■ **DATA SUPPLIED**
☆ ☆ ☆
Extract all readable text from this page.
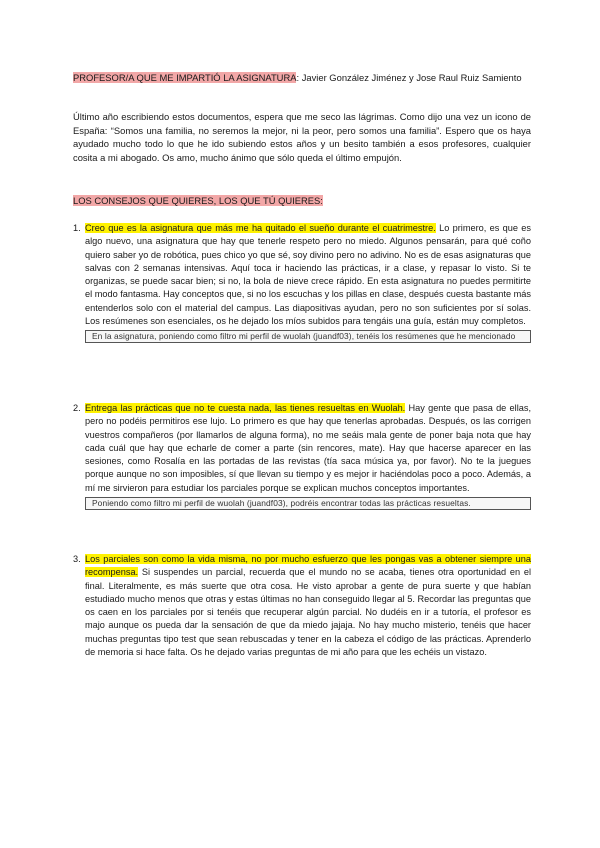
PROFESOR/A QUE ME IMPARTIÓ LA ASIGNATURA: Javier González Jiménez y Jose Raul Ruiz Samiento
Último año escribiendo estos documentos, espera que me seco las lágrimas. Como dijo una vez un icono de España: “Somos una familia, no seremos la mejor, ni la peor, pero somos una familia”. Espero que os haya ayudado mucho todo lo que he ido subiendo estos años y un besito también a esos profesores, cualquier cosita a mi abogado. Os amo, mucho ánimo que sólo queda el último empujón.
LOS CONSEJOS QUE QUIERES, LOS QUE TÚ QUIERES:
1. Creo que es la asignatura que más me ha quitado el sueño durante el cuatrimestre. Lo primero, es que es algo nuevo, una asignatura que hay que tenerle respeto pero no miedo. Algunos pensarán, para qué coño quiero saber yo de robótica, pues chico yo que sé, soy divino pero no adivino. No es de esas asignaturas que salvas con 2 semanas intensivas. Aquí toca ir haciendo las prácticas, ir a clase, y repasar lo visto. Si te organizas, se puede sacar bien; si no, la bola de nieve crece rápido. En esta asignatura no puedes permitirte el modo fantasma. Hay conceptos que, si no los escuchas y los pillas en clase, después cuesta bastante más entenderlos solo con el material del campus. Las diapositivas ayudan, pero no son suficientes por sí solas. Los resúmenes son esenciales, os he dejado los míos subidos para tengáis una guía, están muy completos.
En la asignatura, poniendo como filtro mi perfil de wuolah (juandf03), tenéis los resúmenes que he mencionado
2. Entrega las prácticas que no te cuesta nada, las tienes resueltas en Wuolah. Hay gente que pasa de ellas, pero no podéis permitiros ese lujo. Lo primero es que hay que tenerlas aprobadas. Después, os las corrigen vuestros compañeros (por llamarlos de alguna forma), no me seáis mala gente de poner baja nota que hay cada cuál que hay que echarle de comer a parte (sin rencores, mate). Hay que hacerse aparecer en las sesiones, como Rosalía en las portadas de las revistas (tía saca música ya, por favor). No te la juegues porque aunque no son imposibles, sí que llevan su tiempo y es mejor ir haciéndolas poco a poco. Además, a mí me sirvieron para estudiar los parciales porque se explican muchos conceptos importantes.
Poniendo como filtro mi perfil de wuolah (juandf03), podréis encontrar todas las prácticas resueltas.
3. Los parciales son como la vida misma, no por mucho esfuerzo que les pongas vas a obtener siempre una recompensa. Si suspendes un parcial, recuerda que el mundo no se acaba, tienes otra oportunidad en el final. Literalmente, es más suerte que otra cosa. He visto aprobar a gente de pura suerte y que habían estudiado mucho menos que otras y estas últimas no han conseguido llegar al 5. Recordar las preguntas que os caen en los parciales por si tenéis que recuperar algún parcial. No dudéis en ir a tutoría, el profesor es majo aunque os pueda dar la sensación de que da miedo jajaja. No hay mucho misterio, tenéis que hacer muchas preguntas tipo test que sean rebuscadas y tener en la cabeza el código de las prácticas. Aprenderlo de memoria si hace falta. Os he dejado varias preguntas de mi año para que les echéis un vistazo.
☆ ☆ ☆
The records above should be reproduced exactly, with no pictures included.

■ **EXERCISE RESULT**
Extract all readable text from this page.
PROFESOR/A QUE ME IMPARTIÓ LA ASIGNATURA: Javier González Jiménez y Jose Raul Ruiz Samiento
Último año escribiendo estos documentos, espera que me seco las lágrimas. Como dijo una vez un icono de España: “Somos una familia, no seremos la mejor, ni la peor, pero somos una familia”. Espero que os haya ayudado mucho todo lo que he ido subiendo estos años y un besito también a esos profesores, cualquier cosita a mi abogado. Os amo, mucho ánimo que sólo queda el último empujón.
LOS CONSEJOS QUE QUIERES, LOS QUE TÚ QUIERES:
1. Creo que es la asignatura que más me ha quitado el sueño durante el cuatrimestre. Lo primero, es que es algo nuevo, una asignatura que hay que tenerle respeto pero no miedo. Algunos pensarán, para qué coño quiero saber yo de robótica, pues chico yo que sé, soy divino pero no adivino. No es de esas asignaturas que salvas con 2 semanas intensivas. Aquí toca ir haciendo las prácticas, ir a clase, y repasar lo visto. Si te organizas, se puede sacar bien; si no, la bola de nieve crece rápido. En esta asignatura no puedes permitirte el modo fantasma. Hay conceptos que, si no los escuchas y los pillas en clase, después cuesta bastante más entenderlos solo con el material del campus. Las diapositivas ayudan, pero no son suficientes por sí solas. Los resúmenes son esenciales, os he dejado los míos subidos para tengáis una guía, están muy completos.
En la asignatura, poniendo como filtro mi perfil de wuolah (juandf03), tenéis los resúmenes que he mencionado
2. Entrega las prácticas que no te cuesta nada, las tienes resueltas en Wuolah. Hay gente que pasa de ellas, pero no podéis permitiros ese lujo. Lo primero es que hay que tenerlas aprobadas. Después, os las corrigen vuestros compañeros (por llamarlos de alguna forma), no me seáis mala gente de poner baja nota que hay cada cuál que hay que echarle de comer a parte (sin rencores, mate). Hay que hacerse aparecer en las sesiones, como Rosalía en las portadas de las revistas (tía saca música ya, por favor). No te la juegues porque aunque no son imposibles, sí que llevan su tiempo y es mejor ir haciéndolas poco a poco. Además, a mí me sirvieron para estudiar los parciales porque se explican muchos conceptos importantes.
Poniendo como filtro mi perfil de wuolah (juandf03), podréis encontrar todas las prácticas resueltas.
3. Los parciales son como la vida misma, no por mucho esfuerzo que les pongas vas a obtener siempre una recompensa. Si suspendes un parcial, recuerda que el mundo no se acaba, tienes otra oportunidad en el final. Literalmente, es más suerte que otra cosa. He visto aprobar a gente de pura suerte y que habían estudiado mucho menos que otras y estas últimas no han conseguido llegar al 5. Recordar las preguntas que os caen en los parciales por si tenéis que recuperar algún parcial. No dudéis en ir a tutoría, el profesor es majo aunque os pueda dar la sensación de que da miedo jajaja. No hay mucho misterio, tenéis que hacer muchas preguntas tipo test que sean rebuscadas y tener en la cabeza el código de las prácticas. Aprenderlo de memoria si hace falta. Os he dejado varias preguntas de mi año para que les echéis un vistazo.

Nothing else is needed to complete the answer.